-- AIM OF THE TASK --
Print the listing in its entirety and exactly, leaving out images.
──────────────────────────────
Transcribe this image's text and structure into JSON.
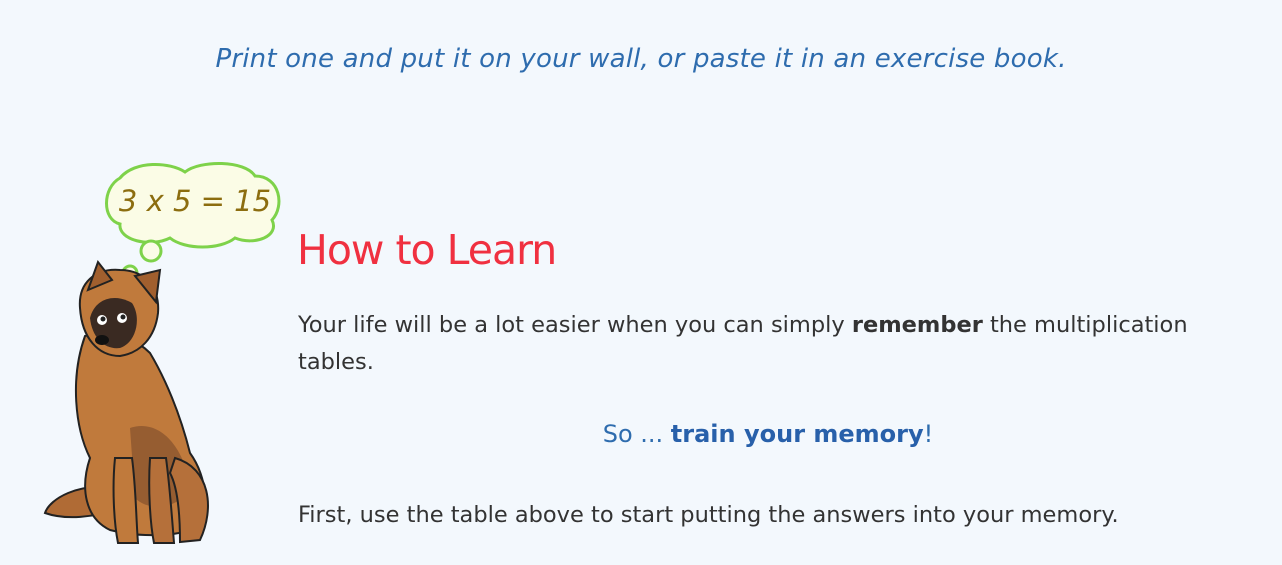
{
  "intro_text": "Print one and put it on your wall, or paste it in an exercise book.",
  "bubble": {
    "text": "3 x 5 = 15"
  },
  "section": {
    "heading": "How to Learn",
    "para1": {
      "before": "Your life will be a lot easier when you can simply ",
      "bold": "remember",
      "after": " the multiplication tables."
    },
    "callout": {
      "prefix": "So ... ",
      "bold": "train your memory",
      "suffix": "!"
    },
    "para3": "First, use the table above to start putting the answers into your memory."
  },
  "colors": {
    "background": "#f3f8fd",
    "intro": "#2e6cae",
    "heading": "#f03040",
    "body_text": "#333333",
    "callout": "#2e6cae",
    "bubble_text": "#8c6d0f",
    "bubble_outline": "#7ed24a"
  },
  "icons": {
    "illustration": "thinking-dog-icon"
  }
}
──────────────────────────────
-- COMPLETE ANSWER --
Transcribe this image's text and structure into JSON.
{
  "intro_text": "Print one and put it on your wall, or paste it in an exercise book.",
  "bubble": {
    "text": "3 x 5 = 15"
  },
  "section": {
    "heading": "How to Learn",
    "para1": {
      "before": "Your life will be a lot easier when you can simply ",
      "bold": "remember",
      "after": " the multiplication tables."
    },
    "callout": {
      "prefix": "So ... ",
      "bold": "train your memory",
      "suffix": "!"
    },
    "para3": "First, use the table above to start putting the answers into your memory."
  },
  "colors": {
    "background": "#f3f8fd",
    "intro": "#2e6cae",
    "heading": "#f03040",
    "body_text": "#333333",
    "callout": "#2e6cae",
    "bubble_text": "#8c6d0f",
    "bubble_outline": "#7ed24a"
  },
  "icons": {
    "illustration": "thinking-dog-icon"
  }
}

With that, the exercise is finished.